** START ROWS **

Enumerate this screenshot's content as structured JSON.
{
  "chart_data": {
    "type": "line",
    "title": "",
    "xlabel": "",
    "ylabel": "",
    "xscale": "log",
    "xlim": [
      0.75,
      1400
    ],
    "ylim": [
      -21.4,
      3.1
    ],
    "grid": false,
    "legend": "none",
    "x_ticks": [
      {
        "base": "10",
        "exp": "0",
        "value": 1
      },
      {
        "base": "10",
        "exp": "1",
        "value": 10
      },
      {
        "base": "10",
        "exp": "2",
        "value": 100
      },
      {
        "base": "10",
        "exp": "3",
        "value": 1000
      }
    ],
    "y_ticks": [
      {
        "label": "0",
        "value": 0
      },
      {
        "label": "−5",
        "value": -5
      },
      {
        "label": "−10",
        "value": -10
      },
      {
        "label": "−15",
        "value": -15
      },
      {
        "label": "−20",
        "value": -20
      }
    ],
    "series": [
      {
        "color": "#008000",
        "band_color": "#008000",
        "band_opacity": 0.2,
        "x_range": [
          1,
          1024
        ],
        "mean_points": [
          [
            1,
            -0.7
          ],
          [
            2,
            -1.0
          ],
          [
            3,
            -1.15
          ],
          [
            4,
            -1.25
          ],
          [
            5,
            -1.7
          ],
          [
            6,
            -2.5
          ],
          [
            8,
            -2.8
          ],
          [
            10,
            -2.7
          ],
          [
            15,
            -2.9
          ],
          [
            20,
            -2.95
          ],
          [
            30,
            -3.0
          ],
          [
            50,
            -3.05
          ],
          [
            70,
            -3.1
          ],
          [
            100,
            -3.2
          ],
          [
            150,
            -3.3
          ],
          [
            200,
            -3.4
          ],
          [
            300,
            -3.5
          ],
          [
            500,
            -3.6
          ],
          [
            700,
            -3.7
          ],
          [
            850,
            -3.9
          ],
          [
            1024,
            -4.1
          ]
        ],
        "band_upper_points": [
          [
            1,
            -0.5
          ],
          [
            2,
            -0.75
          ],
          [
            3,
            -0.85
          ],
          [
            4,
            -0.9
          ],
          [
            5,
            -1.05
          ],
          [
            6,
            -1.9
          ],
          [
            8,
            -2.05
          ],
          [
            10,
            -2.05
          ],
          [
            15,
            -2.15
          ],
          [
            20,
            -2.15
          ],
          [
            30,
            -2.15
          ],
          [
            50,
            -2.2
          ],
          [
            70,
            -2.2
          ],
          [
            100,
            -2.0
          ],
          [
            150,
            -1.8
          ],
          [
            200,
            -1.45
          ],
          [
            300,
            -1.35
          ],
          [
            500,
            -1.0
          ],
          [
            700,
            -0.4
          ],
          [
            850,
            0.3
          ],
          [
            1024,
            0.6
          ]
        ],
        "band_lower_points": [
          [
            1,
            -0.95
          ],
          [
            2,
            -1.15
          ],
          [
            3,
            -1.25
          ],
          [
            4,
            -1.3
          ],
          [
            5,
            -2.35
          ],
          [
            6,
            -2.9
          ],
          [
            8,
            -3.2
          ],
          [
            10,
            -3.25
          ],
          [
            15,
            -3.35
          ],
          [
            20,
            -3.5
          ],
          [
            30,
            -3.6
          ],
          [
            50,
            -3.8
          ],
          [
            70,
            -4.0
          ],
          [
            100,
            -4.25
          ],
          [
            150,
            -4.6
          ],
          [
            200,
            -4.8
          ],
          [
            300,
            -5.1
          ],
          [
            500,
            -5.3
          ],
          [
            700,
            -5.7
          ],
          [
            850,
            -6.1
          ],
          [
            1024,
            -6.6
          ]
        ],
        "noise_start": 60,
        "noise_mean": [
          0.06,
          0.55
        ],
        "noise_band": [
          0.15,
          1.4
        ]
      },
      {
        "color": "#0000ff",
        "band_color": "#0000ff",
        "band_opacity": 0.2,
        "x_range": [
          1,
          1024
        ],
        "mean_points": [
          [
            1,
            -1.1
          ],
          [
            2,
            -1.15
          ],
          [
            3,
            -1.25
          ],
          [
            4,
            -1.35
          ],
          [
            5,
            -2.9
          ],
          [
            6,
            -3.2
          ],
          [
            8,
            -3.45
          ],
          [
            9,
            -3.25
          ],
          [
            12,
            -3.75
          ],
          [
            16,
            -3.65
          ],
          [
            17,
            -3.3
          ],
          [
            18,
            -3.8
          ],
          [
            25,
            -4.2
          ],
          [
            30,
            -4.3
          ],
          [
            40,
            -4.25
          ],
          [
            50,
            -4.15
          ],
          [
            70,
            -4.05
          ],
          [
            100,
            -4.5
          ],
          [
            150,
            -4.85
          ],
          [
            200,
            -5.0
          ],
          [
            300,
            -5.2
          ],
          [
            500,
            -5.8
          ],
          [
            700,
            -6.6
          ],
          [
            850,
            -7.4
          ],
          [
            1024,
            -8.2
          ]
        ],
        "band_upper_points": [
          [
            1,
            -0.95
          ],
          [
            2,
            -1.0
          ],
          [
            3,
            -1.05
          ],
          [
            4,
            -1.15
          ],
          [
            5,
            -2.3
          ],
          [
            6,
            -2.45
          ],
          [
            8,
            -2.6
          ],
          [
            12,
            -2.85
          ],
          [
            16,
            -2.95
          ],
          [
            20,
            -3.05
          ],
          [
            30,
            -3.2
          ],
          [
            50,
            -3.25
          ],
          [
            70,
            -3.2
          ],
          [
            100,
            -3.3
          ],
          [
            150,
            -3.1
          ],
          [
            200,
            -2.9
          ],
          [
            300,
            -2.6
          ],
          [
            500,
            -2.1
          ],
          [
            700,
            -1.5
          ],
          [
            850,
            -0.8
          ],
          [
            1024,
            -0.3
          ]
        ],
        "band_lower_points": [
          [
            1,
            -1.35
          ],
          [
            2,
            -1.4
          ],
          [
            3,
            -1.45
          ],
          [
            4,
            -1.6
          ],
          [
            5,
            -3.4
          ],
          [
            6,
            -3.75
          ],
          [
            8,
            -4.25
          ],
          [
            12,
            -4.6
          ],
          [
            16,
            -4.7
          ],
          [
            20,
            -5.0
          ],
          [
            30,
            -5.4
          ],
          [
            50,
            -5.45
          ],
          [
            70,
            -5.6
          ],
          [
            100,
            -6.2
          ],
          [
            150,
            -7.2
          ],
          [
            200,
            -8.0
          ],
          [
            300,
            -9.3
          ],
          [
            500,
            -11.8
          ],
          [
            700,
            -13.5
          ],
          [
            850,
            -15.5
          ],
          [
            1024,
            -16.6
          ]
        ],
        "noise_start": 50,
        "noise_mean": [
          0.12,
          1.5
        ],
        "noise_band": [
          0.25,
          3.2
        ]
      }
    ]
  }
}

** END ROWS **

#### STATED EXERCISE
All entries must be repeated verbatim.

#### TASK RESPONSE
Enumerate this screenshot's content as structured JSON.
{
  "chart_data": {
    "type": "line",
    "title": "",
    "xlabel": "",
    "ylabel": "",
    "xscale": "log",
    "xlim": [
      0.75,
      1400
    ],
    "ylim": [
      -21.4,
      3.1
    ],
    "grid": false,
    "legend": "none",
    "x_ticks": [
      {
        "base": "10",
        "exp": "0",
        "value": 1
      },
      {
        "base": "10",
        "exp": "1",
        "value": 10
      },
      {
        "base": "10",
        "exp": "2",
        "value": 100
      },
      {
        "base": "10",
        "exp": "3",
        "value": 1000
      }
    ],
    "y_ticks": [
      {
        "label": "0",
        "value": 0
      },
      {
        "label": "−5",
        "value": -5
      },
      {
        "label": "−10",
        "value": -10
      },
      {
        "label": "−15",
        "value": -15
      },
      {
        "label": "−20",
        "value": -20
      }
    ],
    "series": [
      {
        "color": "#008000",
        "band_color": "#008000",
        "band_opacity": 0.2,
        "x_range": [
          1,
          1024
        ],
        "mean_points": [
          [
            1,
            -0.7
          ],
          [
            2,
            -1.0
          ],
          [
            3,
            -1.15
          ],
          [
            4,
            -1.25
          ],
          [
            5,
            -1.7
          ],
          [
            6,
            -2.5
          ],
          [
            8,
            -2.8
          ],
          [
            10,
            -2.7
          ],
          [
            15,
            -2.9
          ],
          [
            20,
            -2.95
          ],
          [
            30,
            -3.0
          ],
          [
            50,
            -3.05
          ],
          [
            70,
            -3.1
          ],
          [
            100,
            -3.2
          ],
          [
            150,
            -3.3
          ],
          [
            200,
            -3.4
          ],
          [
            300,
            -3.5
          ],
          [
            500,
            -3.6
          ],
          [
            700,
            -3.7
          ],
          [
            850,
            -3.9
          ],
          [
            1024,
            -4.1
          ]
        ],
        "band_upper_points": [
          [
            1,
            -0.5
          ],
          [
            2,
            -0.75
          ],
          [
            3,
            -0.85
          ],
          [
            4,
            -0.9
          ],
          [
            5,
            -1.05
          ],
          [
            6,
            -1.9
          ],
          [
            8,
            -2.05
          ],
          [
            10,
            -2.05
          ],
          [
            15,
            -2.15
          ],
          [
            20,
            -2.15
          ],
          [
            30,
            -2.15
          ],
          [
            50,
            -2.2
          ],
          [
            70,
            -2.2
          ],
          [
            100,
            -2.0
          ],
          [
            150,
            -1.8
          ],
          [
            200,
            -1.45
          ],
          [
            300,
            -1.35
          ],
          [
            500,
            -1.0
          ],
          [
            700,
            -0.4
          ],
          [
            850,
            0.3
          ],
          [
            1024,
            0.6
          ]
        ],
        "band_lower_points": [
          [
            1,
            -0.95
          ],
          [
            2,
            -1.15
          ],
          [
            3,
            -1.25
          ],
          [
            4,
            -1.3
          ],
          [
            5,
            -2.35
          ],
          [
            6,
            -2.9
          ],
          [
            8,
            -3.2
          ],
          [
            10,
            -3.25
          ],
          [
            15,
            -3.35
          ],
          [
            20,
            -3.5
          ],
          [
            30,
            -3.6
          ],
          [
            50,
            -3.8
          ],
          [
            70,
            -4.0
          ],
          [
            100,
            -4.25
          ],
          [
            150,
            -4.6
          ],
          [
            200,
            -4.8
          ],
          [
            300,
            -5.1
          ],
          [
            500,
            -5.3
          ],
          [
            700,
            -5.7
          ],
          [
            850,
            -6.1
          ],
          [
            1024,
            -6.6
          ]
        ],
        "noise_start": 60,
        "noise_mean": [
          0.06,
          0.55
        ],
        "noise_band": [
          0.15,
          1.4
        ]
      },
      {
        "color": "#0000ff",
        "band_color": "#0000ff",
        "band_opacity": 0.2,
        "x_range": [
          1,
          1024
        ],
        "mean_points": [
          [
            1,
            -1.1
          ],
          [
            2,
            -1.15
          ],
          [
            3,
            -1.25
          ],
          [
            4,
            -1.35
          ],
          [
            5,
            -2.9
          ],
          [
            6,
            -3.2
          ],
          [
            8,
            -3.45
          ],
          [
            9,
            -3.25
          ],
          [
            12,
            -3.75
          ],
          [
            16,
            -3.65
          ],
          [
            17,
            -3.3
          ],
          [
            18,
            -3.8
          ],
          [
            25,
            -4.2
          ],
          [
            30,
            -4.3
          ],
          [
            40,
            -4.25
          ],
          [
            50,
            -4.15
          ],
          [
            70,
            -4.05
          ],
          [
            100,
            -4.5
          ],
          [
            150,
            -4.85
          ],
          [
            200,
            -5.0
          ],
          [
            300,
            -5.2
          ],
          [
            500,
            -5.8
          ],
          [
            700,
            -6.6
          ],
          [
            850,
            -7.4
          ],
          [
            1024,
            -8.2
          ]
        ],
        "band_upper_points": [
          [
            1,
            -0.95
          ],
          [
            2,
            -1.0
          ],
          [
            3,
            -1.05
          ],
          [
            4,
            -1.15
          ],
          [
            5,
            -2.3
          ],
          [
            6,
            -2.45
          ],
          [
            8,
            -2.6
          ],
          [
            12,
            -2.85
          ],
          [
            16,
            -2.95
          ],
          [
            20,
            -3.05
          ],
          [
            30,
            -3.2
          ],
          [
            50,
            -3.25
          ],
          [
            70,
            -3.2
          ],
          [
            100,
            -3.3
          ],
          [
            150,
            -3.1
          ],
          [
            200,
            -2.9
          ],
          [
            300,
            -2.6
          ],
          [
            500,
            -2.1
          ],
          [
            700,
            -1.5
          ],
          [
            850,
            -0.8
          ],
          [
            1024,
            -0.3
          ]
        ],
        "band_lower_points": [
          [
            1,
            -1.35
          ],
          [
            2,
            -1.4
          ],
          [
            3,
            -1.45
          ],
          [
            4,
            -1.6
          ],
          [
            5,
            -3.4
          ],
          [
            6,
            -3.75
          ],
          [
            8,
            -4.25
          ],
          [
            12,
            -4.6
          ],
          [
            16,
            -4.7
          ],
          [
            20,
            -5.0
          ],
          [
            30,
            -5.4
          ],
          [
            50,
            -5.45
          ],
          [
            70,
            -5.6
          ],
          [
            100,
            -6.2
          ],
          [
            150,
            -7.2
          ],
          [
            200,
            -8.0
          ],
          [
            300,
            -9.3
          ],
          [
            500,
            -11.8
          ],
          [
            700,
            -13.5
          ],
          [
            850,
            -15.5
          ],
          [
            1024,
            -16.6
          ]
        ],
        "noise_start": 50,
        "noise_mean": [
          0.12,
          1.5
        ],
        "noise_band": [
          0.25,
          3.2
        ]
      }
    ]
  }
}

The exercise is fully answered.